# Data provided
=-=-=

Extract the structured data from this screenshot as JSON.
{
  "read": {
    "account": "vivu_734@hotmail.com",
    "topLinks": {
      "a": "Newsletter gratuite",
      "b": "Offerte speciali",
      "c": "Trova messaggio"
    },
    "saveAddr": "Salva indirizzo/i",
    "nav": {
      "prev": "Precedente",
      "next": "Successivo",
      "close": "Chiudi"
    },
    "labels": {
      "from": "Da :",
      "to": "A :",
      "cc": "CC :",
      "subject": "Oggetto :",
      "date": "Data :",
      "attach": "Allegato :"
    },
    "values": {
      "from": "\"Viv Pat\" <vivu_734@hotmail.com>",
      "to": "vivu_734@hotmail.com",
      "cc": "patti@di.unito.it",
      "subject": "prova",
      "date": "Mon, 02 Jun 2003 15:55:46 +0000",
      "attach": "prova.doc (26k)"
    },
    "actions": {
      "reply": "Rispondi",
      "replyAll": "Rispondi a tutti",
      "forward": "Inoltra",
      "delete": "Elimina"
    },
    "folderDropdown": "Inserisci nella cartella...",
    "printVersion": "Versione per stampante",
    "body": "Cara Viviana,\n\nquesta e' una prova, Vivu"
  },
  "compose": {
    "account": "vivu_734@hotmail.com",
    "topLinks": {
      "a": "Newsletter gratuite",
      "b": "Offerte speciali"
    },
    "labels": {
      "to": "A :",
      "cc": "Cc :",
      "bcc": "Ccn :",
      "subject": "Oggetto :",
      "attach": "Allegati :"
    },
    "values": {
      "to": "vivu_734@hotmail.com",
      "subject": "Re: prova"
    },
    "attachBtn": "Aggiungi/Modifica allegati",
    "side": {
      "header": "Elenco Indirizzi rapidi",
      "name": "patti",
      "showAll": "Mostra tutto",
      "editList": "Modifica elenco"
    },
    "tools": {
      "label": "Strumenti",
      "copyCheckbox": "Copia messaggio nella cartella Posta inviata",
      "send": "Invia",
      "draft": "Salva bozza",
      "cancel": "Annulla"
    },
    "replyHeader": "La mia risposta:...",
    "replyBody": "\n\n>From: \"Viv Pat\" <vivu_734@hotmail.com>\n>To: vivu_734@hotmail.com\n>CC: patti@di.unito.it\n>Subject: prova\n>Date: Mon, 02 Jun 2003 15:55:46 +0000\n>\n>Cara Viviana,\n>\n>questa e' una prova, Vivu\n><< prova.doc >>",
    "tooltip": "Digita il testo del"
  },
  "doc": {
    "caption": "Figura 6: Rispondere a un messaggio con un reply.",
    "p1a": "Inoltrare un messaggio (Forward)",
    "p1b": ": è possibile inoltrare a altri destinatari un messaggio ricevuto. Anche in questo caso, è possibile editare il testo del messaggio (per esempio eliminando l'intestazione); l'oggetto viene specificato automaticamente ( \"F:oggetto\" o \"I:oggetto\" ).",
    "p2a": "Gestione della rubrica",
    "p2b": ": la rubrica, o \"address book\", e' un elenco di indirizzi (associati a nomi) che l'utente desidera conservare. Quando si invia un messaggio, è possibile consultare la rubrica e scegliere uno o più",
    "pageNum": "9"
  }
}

=-=-=

# Aim
Return what is listed above, exactly and completely.

# Result of this task
Extract the structured data from this screenshot as JSON.
{
  "read": {
    "account": "vivu_734@hotmail.com",
    "topLinks": {
      "a": "Newsletter gratuite",
      "b": "Offerte speciali",
      "c": "Trova messaggio"
    },
    "saveAddr": "Salva indirizzo/i",
    "nav": {
      "prev": "Precedente",
      "next": "Successivo",
      "close": "Chiudi"
    },
    "labels": {
      "from": "Da :",
      "to": "A :",
      "cc": "CC :",
      "subject": "Oggetto :",
      "date": "Data :",
      "attach": "Allegato :"
    },
    "values": {
      "from": "\"Viv Pat\" <vivu_734@hotmail.com>",
      "to": "vivu_734@hotmail.com",
      "cc": "patti@di.unito.it",
      "subject": "prova",
      "date": "Mon, 02 Jun 2003 15:55:46 +0000",
      "attach": "prova.doc (26k)"
    },
    "actions": {
      "reply": "Rispondi",
      "replyAll": "Rispondi a tutti",
      "forward": "Inoltra",
      "delete": "Elimina"
    },
    "folderDropdown": "Inserisci nella cartella...",
    "printVersion": "Versione per stampante",
    "body": "Cara Viviana,\n\nquesta e' una prova, Vivu"
  },
  "compose": {
    "account": "vivu_734@hotmail.com",
    "topLinks": {
      "a": "Newsletter gratuite",
      "b": "Offerte speciali"
    },
    "labels": {
      "to": "A :",
      "cc": "Cc :",
      "bcc": "Ccn :",
      "subject": "Oggetto :",
      "attach": "Allegati :"
    },
    "values": {
      "to": "vivu_734@hotmail.com",
      "subject": "Re: prova"
    },
    "attachBtn": "Aggiungi/Modifica allegati",
    "side": {
      "header": "Elenco Indirizzi rapidi",
      "name": "patti",
      "showAll": "Mostra tutto",
      "editList": "Modifica elenco"
    },
    "tools": {
      "label": "Strumenti",
      "copyCheckbox": "Copia messaggio nella cartella Posta inviata",
      "send": "Invia",
      "draft": "Salva bozza",
      "cancel": "Annulla"
    },
    "replyHeader": "La mia risposta:...",
    "replyBody": "\n\n>From: \"Viv Pat\" <vivu_734@hotmail.com>\n>To: vivu_734@hotmail.com\n>CC: patti@di.unito.it\n>Subject: prova\n>Date: Mon, 02 Jun 2003 15:55:46 +0000\n>\n>Cara Viviana,\n>\n>questa e' una prova, Vivu\n><< prova.doc >>",
    "tooltip": "Digita il testo del"
  },
  "doc": {
    "caption": "Figura 6: Rispondere a un messaggio con un reply.",
    "p1a": "Inoltrare un messaggio (Forward)",
    "p1b": ": è possibile inoltrare a altri destinatari un messaggio ricevuto. Anche in questo caso, è possibile editare il testo del messaggio (per esempio eliminando l'intestazione); l'oggetto viene specificato automaticamente ( \"F:oggetto\" o \"I:oggetto\" ).",
    "p2a": "Gestione della rubrica",
    "p2b": ": la rubrica, o \"address book\", e' un elenco di indirizzi (associati a nomi) che l'utente desidera conservare. Quando si invia un messaggio, è possibile consultare la rubrica e scegliere uno o più",
    "pageNum": "9"
  }
}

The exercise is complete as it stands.